From the listing below, extract every line in which the word "ОТДЕЛ" appears.

::::::::::

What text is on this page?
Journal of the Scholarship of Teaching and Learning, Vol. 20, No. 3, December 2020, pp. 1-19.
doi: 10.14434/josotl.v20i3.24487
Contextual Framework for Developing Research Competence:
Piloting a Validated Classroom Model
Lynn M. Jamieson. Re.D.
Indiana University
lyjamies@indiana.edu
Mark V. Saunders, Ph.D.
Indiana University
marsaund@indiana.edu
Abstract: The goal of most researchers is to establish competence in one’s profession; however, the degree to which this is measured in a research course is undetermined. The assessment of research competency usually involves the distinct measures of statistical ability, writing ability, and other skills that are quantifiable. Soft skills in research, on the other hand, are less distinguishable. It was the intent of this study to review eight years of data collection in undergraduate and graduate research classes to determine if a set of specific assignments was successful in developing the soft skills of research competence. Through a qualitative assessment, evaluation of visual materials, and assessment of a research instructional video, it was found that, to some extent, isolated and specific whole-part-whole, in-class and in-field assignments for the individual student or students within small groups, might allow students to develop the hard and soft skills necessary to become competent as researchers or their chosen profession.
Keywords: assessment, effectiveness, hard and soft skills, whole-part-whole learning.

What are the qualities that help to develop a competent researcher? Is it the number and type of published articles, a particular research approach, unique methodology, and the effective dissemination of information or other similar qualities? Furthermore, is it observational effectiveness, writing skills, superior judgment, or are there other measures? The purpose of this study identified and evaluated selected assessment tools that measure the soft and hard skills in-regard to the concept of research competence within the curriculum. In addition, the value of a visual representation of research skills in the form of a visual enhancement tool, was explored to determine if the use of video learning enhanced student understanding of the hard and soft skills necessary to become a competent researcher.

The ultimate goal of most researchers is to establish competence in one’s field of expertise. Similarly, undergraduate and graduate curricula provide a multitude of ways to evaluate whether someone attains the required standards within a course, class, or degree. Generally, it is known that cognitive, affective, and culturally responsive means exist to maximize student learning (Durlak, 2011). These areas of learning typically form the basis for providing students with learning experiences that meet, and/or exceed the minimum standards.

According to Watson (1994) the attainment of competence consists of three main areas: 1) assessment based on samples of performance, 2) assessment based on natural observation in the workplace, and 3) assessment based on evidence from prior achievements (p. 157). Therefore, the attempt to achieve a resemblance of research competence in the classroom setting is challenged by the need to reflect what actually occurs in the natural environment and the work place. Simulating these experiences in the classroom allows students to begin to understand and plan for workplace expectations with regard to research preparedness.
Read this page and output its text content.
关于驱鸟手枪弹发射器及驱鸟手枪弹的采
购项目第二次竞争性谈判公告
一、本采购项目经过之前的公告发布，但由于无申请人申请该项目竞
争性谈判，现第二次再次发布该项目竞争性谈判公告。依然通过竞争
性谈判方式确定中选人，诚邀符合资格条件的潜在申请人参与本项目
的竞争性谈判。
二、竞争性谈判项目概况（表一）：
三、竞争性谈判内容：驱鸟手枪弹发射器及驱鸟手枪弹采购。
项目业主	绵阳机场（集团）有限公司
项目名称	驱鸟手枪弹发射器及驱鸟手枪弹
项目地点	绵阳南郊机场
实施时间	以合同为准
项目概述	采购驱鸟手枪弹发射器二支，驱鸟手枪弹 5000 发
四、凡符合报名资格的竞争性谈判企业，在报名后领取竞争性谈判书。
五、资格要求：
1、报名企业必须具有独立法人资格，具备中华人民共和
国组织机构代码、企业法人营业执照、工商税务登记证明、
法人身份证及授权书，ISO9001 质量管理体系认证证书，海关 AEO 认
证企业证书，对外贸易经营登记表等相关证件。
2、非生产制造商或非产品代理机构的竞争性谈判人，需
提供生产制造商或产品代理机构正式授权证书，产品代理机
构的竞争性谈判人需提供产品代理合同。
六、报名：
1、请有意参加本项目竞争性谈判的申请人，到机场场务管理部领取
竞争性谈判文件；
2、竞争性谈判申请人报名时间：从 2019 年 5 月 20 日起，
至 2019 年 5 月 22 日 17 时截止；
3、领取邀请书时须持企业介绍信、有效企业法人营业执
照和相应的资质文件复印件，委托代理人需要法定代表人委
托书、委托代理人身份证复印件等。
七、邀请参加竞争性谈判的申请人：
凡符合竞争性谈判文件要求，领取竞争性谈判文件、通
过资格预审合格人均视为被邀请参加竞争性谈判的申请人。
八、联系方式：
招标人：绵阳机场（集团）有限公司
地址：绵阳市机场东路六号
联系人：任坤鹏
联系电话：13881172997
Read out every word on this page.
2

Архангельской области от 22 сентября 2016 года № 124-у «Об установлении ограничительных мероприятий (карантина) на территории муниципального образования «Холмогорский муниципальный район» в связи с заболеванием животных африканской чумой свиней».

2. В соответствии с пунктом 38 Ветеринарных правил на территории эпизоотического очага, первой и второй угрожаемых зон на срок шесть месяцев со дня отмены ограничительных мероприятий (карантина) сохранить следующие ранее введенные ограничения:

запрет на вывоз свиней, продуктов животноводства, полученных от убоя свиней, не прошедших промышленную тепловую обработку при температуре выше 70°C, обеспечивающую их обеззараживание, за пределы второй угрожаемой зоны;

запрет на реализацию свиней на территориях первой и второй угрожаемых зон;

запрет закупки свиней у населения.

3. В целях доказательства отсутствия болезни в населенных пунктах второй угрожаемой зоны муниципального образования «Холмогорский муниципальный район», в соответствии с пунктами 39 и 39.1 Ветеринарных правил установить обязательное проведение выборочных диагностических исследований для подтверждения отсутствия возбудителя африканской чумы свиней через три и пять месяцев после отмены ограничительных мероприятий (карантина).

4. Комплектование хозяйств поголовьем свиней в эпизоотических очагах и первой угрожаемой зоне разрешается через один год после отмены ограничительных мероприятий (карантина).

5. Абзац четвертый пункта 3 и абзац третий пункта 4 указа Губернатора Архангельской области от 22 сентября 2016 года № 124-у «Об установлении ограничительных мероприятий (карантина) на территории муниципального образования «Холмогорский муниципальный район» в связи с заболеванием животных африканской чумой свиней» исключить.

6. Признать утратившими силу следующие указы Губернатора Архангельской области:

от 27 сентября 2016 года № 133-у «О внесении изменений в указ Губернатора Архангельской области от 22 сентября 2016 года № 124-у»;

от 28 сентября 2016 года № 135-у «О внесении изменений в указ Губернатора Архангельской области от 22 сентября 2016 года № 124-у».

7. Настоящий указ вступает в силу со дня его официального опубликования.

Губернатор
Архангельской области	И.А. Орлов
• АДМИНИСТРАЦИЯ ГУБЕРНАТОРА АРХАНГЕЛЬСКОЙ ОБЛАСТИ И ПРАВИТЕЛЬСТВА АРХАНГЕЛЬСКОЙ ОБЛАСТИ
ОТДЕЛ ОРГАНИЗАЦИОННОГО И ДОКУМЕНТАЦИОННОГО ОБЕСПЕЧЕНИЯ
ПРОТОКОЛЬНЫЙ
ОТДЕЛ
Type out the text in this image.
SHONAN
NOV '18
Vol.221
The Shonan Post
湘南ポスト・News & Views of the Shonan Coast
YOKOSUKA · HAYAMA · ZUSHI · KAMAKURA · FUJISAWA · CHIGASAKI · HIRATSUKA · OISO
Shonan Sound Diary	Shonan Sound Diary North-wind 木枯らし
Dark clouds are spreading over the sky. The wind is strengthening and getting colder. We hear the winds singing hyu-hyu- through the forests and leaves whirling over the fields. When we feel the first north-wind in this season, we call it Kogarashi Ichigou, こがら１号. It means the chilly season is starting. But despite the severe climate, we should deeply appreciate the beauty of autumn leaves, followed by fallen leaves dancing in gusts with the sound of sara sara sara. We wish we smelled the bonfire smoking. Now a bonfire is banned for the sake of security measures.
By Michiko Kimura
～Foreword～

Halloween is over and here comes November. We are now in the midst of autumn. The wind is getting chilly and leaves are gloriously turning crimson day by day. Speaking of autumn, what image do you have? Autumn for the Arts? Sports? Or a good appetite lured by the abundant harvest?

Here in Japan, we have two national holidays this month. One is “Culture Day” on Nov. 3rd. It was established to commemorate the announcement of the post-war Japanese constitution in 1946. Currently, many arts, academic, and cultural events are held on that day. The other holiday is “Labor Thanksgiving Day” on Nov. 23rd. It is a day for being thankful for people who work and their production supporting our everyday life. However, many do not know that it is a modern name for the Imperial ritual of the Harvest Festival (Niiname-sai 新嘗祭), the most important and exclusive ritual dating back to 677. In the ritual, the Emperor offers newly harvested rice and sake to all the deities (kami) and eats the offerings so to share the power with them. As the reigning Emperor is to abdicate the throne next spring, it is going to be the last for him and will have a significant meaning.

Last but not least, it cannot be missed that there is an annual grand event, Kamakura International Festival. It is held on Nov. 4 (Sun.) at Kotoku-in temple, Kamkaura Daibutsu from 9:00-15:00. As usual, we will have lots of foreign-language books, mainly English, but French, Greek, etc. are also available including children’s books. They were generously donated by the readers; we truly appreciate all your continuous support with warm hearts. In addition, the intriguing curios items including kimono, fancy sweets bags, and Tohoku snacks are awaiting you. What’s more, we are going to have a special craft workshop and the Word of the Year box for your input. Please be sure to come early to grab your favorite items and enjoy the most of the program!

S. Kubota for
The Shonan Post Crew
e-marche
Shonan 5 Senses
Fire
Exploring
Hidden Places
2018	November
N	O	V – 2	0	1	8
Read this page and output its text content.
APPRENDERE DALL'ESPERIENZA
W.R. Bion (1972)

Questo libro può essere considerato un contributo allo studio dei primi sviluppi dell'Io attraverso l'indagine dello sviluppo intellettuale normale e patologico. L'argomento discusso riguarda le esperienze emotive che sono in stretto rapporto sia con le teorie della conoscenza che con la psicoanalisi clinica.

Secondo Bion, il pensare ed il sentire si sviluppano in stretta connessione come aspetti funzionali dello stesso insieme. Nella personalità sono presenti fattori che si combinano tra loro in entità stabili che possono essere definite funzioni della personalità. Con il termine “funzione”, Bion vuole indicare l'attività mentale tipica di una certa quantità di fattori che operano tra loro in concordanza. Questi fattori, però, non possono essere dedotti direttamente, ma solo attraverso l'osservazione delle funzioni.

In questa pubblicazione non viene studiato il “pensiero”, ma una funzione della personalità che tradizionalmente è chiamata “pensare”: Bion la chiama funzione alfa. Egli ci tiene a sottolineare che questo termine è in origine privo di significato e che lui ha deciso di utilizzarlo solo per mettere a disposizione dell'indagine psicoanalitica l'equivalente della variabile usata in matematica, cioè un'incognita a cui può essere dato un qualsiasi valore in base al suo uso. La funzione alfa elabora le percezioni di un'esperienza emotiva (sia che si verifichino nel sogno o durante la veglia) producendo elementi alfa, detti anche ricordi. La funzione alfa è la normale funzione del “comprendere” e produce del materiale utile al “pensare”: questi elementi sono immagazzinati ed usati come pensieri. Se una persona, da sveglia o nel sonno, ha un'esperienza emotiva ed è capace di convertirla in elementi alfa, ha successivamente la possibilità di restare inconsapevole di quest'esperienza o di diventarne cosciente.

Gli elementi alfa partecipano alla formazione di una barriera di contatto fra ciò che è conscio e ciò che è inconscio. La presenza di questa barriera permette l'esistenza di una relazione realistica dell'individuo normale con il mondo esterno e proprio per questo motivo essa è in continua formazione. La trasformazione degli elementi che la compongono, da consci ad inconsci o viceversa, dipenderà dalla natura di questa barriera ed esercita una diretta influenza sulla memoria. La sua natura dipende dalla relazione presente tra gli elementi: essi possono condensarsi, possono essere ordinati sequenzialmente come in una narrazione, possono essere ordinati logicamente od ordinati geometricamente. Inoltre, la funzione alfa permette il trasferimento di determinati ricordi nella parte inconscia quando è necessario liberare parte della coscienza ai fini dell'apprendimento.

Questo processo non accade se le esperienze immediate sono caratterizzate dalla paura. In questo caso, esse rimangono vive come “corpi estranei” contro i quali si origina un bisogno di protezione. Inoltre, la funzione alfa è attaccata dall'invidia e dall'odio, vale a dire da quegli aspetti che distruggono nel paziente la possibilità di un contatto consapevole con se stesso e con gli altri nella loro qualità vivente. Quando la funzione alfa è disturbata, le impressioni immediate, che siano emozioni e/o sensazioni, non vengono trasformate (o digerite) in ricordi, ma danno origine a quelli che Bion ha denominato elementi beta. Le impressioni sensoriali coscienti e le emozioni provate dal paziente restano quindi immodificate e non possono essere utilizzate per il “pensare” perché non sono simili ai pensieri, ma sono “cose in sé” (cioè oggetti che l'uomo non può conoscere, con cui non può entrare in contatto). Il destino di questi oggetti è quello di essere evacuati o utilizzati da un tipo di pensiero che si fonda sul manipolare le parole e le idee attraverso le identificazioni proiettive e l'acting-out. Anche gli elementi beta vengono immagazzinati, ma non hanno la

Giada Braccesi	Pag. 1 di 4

::::::::::

» Expected answer
ОТДЕЛ ОРГАНИЗАЦИОННОГО И ДОКУМЕНТАЦИОННОГО ОБЕСПЕЧЕНИЯ
ОТДЕЛ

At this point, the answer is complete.